* **DATA ROWS**
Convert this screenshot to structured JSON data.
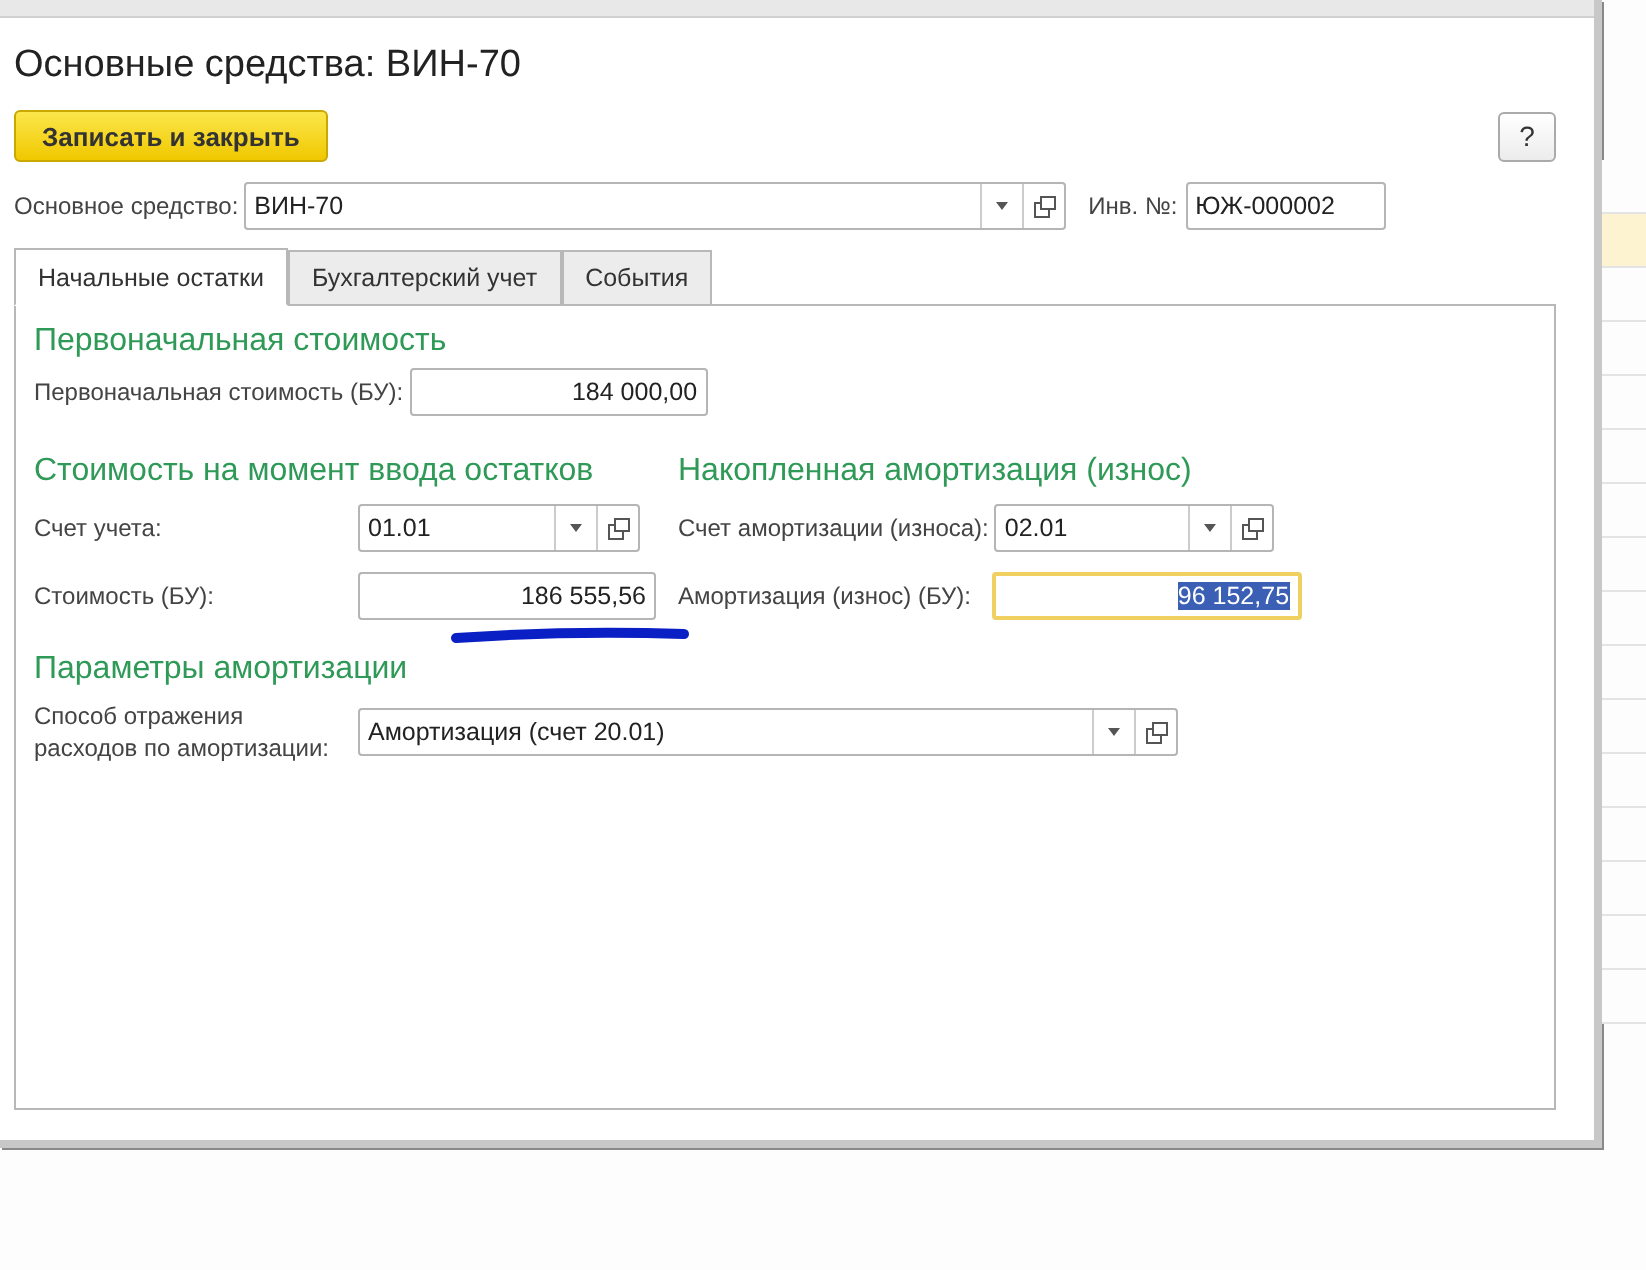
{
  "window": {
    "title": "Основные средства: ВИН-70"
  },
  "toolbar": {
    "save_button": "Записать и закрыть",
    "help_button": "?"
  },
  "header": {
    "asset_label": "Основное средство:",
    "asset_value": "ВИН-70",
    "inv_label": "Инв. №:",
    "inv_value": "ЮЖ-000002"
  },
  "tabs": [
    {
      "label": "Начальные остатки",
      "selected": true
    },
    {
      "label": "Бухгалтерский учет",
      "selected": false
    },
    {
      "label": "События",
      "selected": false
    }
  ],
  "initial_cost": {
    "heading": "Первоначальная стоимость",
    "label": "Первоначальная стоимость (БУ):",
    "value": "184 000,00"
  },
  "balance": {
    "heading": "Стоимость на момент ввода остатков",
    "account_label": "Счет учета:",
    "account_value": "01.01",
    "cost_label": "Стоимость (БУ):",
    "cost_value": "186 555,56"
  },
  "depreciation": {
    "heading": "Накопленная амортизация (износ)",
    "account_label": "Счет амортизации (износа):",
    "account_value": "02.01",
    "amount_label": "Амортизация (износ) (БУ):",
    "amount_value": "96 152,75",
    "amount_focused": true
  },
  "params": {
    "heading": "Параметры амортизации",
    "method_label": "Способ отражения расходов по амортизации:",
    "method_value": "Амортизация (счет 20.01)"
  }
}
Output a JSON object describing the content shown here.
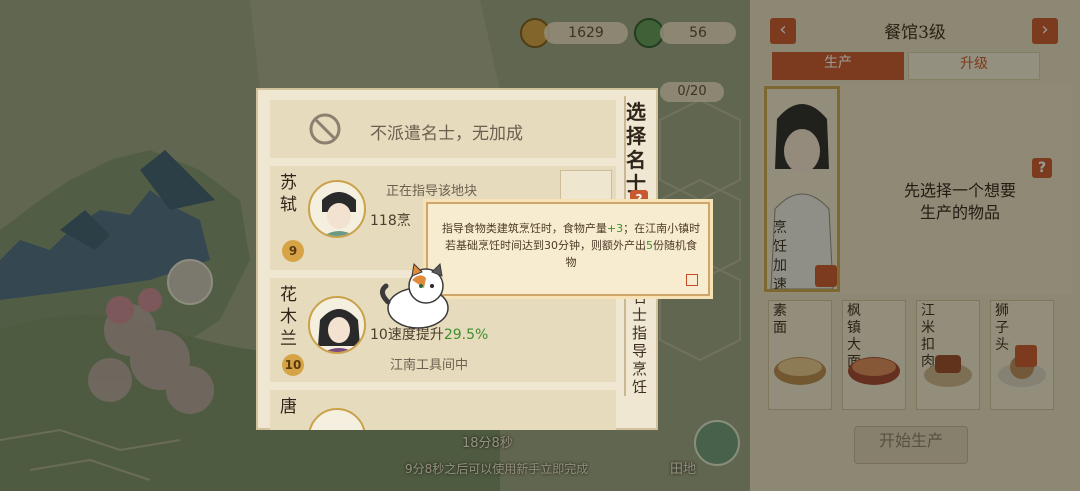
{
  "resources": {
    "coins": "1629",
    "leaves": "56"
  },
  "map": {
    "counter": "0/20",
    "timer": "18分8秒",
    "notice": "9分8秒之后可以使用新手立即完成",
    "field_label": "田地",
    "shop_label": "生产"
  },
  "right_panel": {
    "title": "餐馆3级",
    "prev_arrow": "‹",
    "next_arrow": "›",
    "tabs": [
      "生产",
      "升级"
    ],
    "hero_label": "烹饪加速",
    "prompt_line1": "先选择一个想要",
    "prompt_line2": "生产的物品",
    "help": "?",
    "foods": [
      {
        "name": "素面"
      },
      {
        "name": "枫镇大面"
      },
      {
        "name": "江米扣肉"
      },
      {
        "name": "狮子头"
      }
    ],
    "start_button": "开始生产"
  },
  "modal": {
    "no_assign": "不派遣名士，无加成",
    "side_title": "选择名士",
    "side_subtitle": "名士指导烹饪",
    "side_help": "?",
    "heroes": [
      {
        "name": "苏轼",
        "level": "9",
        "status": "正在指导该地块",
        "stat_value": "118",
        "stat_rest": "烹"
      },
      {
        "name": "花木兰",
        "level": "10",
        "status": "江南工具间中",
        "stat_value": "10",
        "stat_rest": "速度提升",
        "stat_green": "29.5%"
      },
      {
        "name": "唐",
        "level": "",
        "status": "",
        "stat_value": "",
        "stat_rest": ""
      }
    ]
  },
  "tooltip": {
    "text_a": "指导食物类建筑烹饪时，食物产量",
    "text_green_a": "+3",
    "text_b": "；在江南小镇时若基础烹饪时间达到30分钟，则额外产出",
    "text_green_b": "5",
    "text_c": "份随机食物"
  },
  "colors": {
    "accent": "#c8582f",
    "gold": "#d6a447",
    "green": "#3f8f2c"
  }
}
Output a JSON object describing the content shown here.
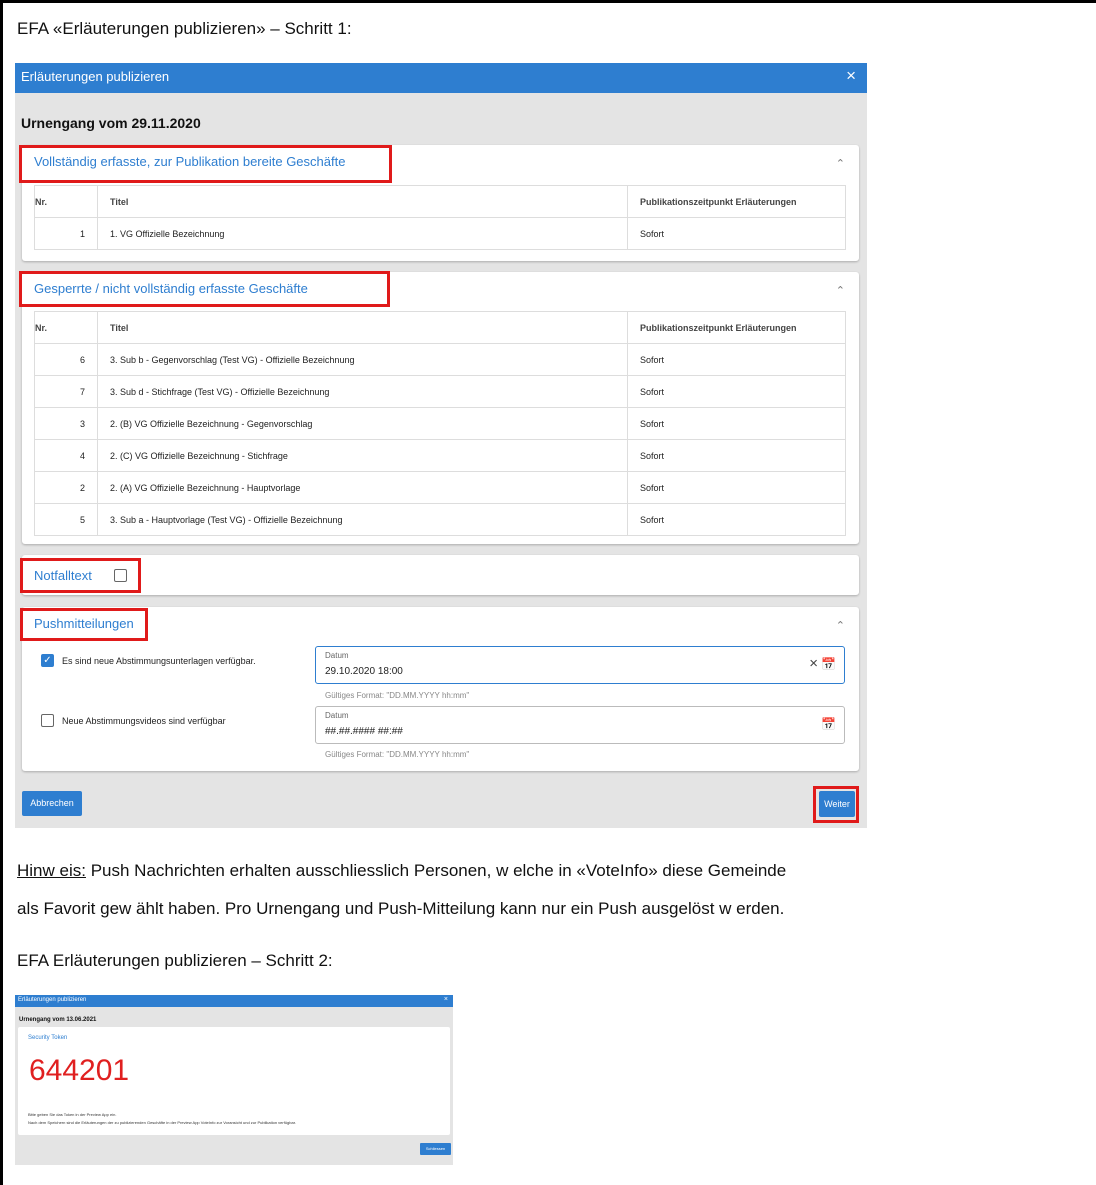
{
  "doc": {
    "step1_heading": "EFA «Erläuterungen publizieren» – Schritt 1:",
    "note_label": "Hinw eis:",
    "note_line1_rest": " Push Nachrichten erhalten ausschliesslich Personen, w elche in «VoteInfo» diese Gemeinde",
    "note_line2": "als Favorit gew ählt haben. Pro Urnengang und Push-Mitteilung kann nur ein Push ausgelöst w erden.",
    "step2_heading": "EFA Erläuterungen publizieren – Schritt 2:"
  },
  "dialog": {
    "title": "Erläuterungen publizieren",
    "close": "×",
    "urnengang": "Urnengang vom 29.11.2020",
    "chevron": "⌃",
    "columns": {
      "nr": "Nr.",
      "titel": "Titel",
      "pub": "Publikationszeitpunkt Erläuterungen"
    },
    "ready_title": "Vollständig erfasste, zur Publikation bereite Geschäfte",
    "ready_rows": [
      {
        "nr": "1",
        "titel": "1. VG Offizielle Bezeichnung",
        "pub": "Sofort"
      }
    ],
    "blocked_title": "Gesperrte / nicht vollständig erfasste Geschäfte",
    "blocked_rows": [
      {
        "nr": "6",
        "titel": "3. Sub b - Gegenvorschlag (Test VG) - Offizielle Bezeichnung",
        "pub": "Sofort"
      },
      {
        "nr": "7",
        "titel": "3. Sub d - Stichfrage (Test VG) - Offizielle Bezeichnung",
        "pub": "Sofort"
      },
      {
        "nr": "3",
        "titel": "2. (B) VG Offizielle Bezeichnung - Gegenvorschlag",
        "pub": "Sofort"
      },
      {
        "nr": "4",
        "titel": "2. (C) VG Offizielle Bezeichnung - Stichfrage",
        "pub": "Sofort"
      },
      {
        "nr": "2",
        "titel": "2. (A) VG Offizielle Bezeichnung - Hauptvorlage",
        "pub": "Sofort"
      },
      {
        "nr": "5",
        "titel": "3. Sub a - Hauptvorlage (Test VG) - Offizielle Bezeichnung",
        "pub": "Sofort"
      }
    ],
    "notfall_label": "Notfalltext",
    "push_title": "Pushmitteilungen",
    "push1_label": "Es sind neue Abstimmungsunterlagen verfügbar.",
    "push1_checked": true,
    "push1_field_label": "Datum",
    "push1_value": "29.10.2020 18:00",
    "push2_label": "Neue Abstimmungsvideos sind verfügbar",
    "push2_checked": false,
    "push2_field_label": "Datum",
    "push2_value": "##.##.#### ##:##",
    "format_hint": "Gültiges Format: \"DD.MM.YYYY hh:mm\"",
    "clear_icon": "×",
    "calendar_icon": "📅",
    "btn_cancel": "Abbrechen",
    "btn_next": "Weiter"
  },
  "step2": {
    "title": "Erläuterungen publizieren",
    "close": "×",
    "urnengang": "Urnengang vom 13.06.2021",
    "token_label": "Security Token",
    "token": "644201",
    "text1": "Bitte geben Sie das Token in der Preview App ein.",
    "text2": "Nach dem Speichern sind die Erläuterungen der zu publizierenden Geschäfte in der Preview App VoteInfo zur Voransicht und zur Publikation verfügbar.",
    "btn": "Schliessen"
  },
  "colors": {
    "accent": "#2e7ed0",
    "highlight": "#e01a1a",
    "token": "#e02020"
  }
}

* **PROBLEM DESCRIPTION**
Only the number is required: the count of lines containing the word "Urnengang".

* **EXERCISE RESPONSE**
3